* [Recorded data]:
··········
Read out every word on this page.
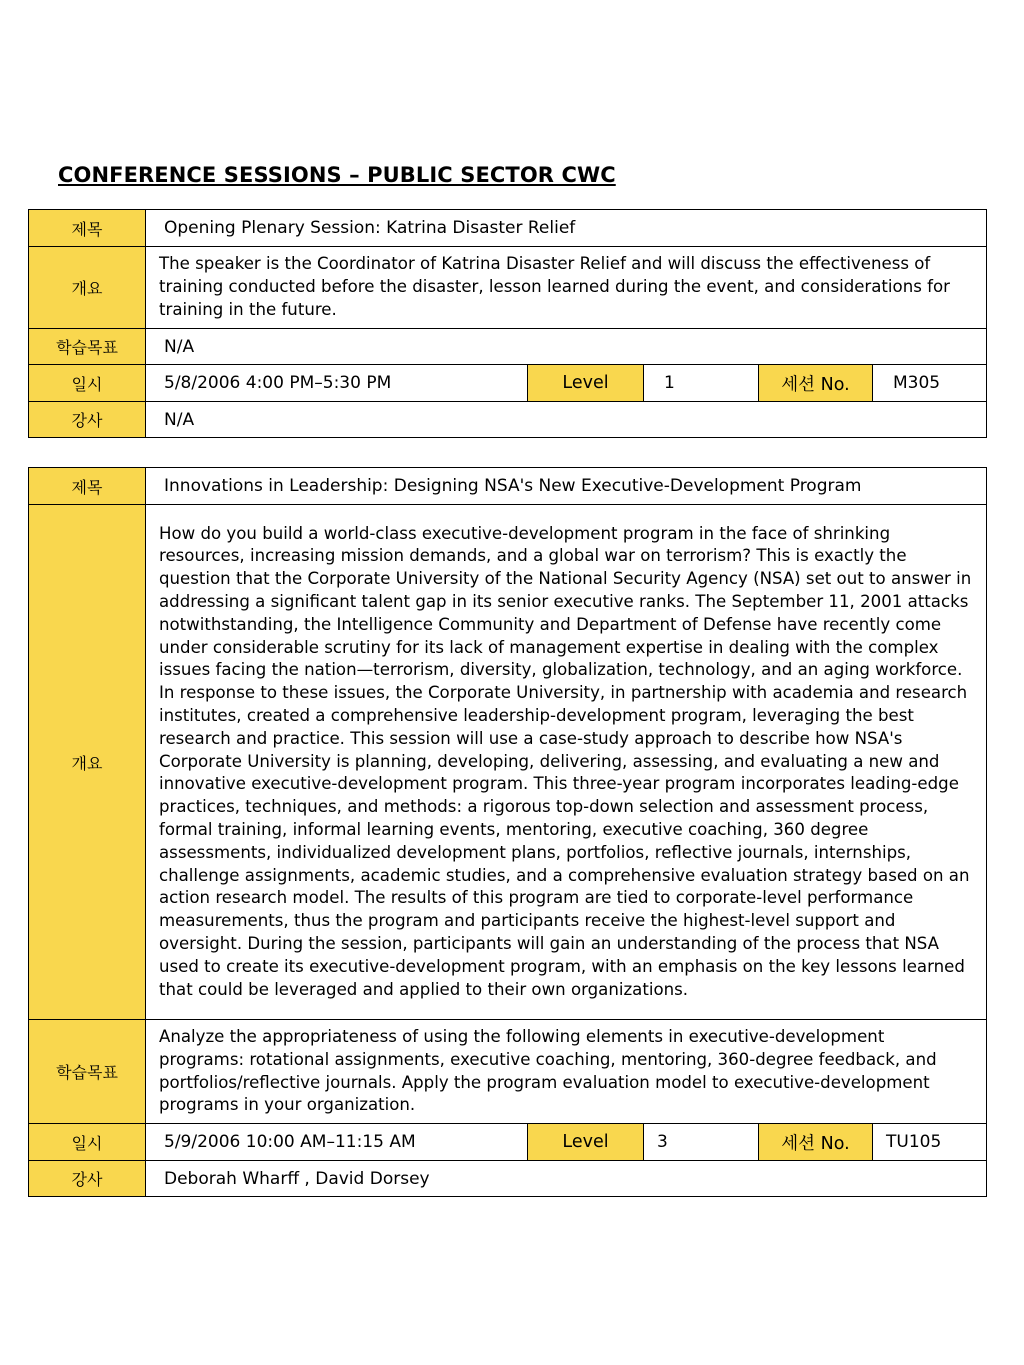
CONFERENCE SESSIONS – PUBLIC SECTOR CWC
제목	Opening Plenary Session: Katrina Disaster Relief				
개요	The speaker is the Coordinator of Katrina Disaster Relief and will discuss the effectiveness of training conducted before the disaster, lesson learned during the event, and considerations for training in the future.				
학습목표	N/A				
일시	5/8/2006 4:00 PM–5:30 PM	Level	1	세션 No.	M305
강사	N/A				
제목	Innovations in Leadership: Designing NSA's New Executive-Development Program				
개요	How do you build a world-class executive-development program in the face of shrinking resources, increasing mission demands, and a global war on terrorism? This is exactly the question that the Corporate University of the National Security Agency (NSA) set out to answer in addressing a significant talent gap in its senior executive ranks. The September 11, 2001 attacks notwithstanding, the Intelligence Community and Department of Defense have recently come under considerable scrutiny for its lack of management expertise in dealing with the complex issues facing the nation—terrorism, diversity, globalization, technology, and an aging workforce. In response to these issues, the Corporate University, in partnership with academia and research institutes, created a comprehensive leadership-development program, leveraging the best research and practice. This session will use a case-study approach to describe how NSA's Corporate University is planning, developing, delivering, assessing, and evaluating a new and innovative executive-development program. This three-year program incorporates leading-edge practices, techniques, and methods: a rigorous top-down selection and assessment process, formal training, informal learning events, mentoring, executive coaching, 360 degree assessments, individualized development plans, portfolios, reflective journals, internships, challenge assignments, academic studies, and a comprehensive evaluation strategy based on an action research model. The results of this program are tied to corporate-level performance measurements, thus the program and participants receive the highest-level support and oversight. During the session, participants will gain an understanding of the process that NSA used to create its executive-development program, with an emphasis on the key lessons learned that could be leveraged and applied to their own organizations.				
학습목표	Analyze the appropriateness of using the following elements in executive-development programs: rotational assignments, executive coaching, mentoring, 360-degree feedback, and portfolios/reflective journals. Apply the program evaluation model to executive-development programs in your organization.				
일시	5/9/2006 10:00 AM–11:15 AM	Level	3	세션 No.	TU105
강사	Deborah Wharff , David Dorsey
··········
* [Given task]: Transcribe every entry above exactly. Omit all pictures.

* [Response to this exercise]:
Read out every word on this page.
CONFERENCE SESSIONS – PUBLIC SECTOR CWC
제목	Opening Plenary Session: Katrina Disaster Relief				
개요	The speaker is the Coordinator of Katrina Disaster Relief and will discuss the effectiveness of training conducted before the disaster, lesson learned during the event, and considerations for training in the future.				
학습목표	N/A				
일시	5/8/2006 4:00 PM–5:30 PM	Level	1	세션 No.	M305
강사	N/A				
제목	Innovations in Leadership: Designing NSA's New Executive-Development Program				
개요	How do you build a world-class executive-development program in the face of shrinking resources, increasing mission demands, and a global war on terrorism? This is exactly the question that the Corporate University of the National Security Agency (NSA) set out to answer in addressing a significant talent gap in its senior executive ranks. The September 11, 2001 attacks notwithstanding, the Intelligence Community and Department of Defense have recently come under considerable scrutiny for its lack of management expertise in dealing with the complex issues facing the nation—terrorism, diversity, globalization, technology, and an aging workforce. In response to these issues, the Corporate University, in partnership with academia and research institutes, created a comprehensive leadership-development program, leveraging the best research and practice. This session will use a case-study approach to describe how NSA's Corporate University is planning, developing, delivering, assessing, and evaluating a new and innovative executive-development program. This three-year program incorporates leading-edge practices, techniques, and methods: a rigorous top-down selection and assessment process, formal training, informal learning events, mentoring, executive coaching, 360 degree assessments, individualized development plans, portfolios, reflective journals, internships, challenge assignments, academic studies, and a comprehensive evaluation strategy based on an action research model. The results of this program are tied to corporate-level performance measurements, thus the program and participants receive the highest-level support and oversight. During the session, participants will gain an understanding of the process that NSA used to create its executive-development program, with an emphasis on the key lessons learned that could be leveraged and applied to their own organizations.				
학습목표	Analyze the appropriateness of using the following elements in executive-development programs: rotational assignments, executive coaching, mentoring, 360-degree feedback, and portfolios/reflective journals. Apply the program evaluation model to executive-development programs in your organization.				
일시	5/9/2006 10:00 AM–11:15 AM	Level	3	세션 No.	TU105
강사	Deborah Wharff , David Dorsey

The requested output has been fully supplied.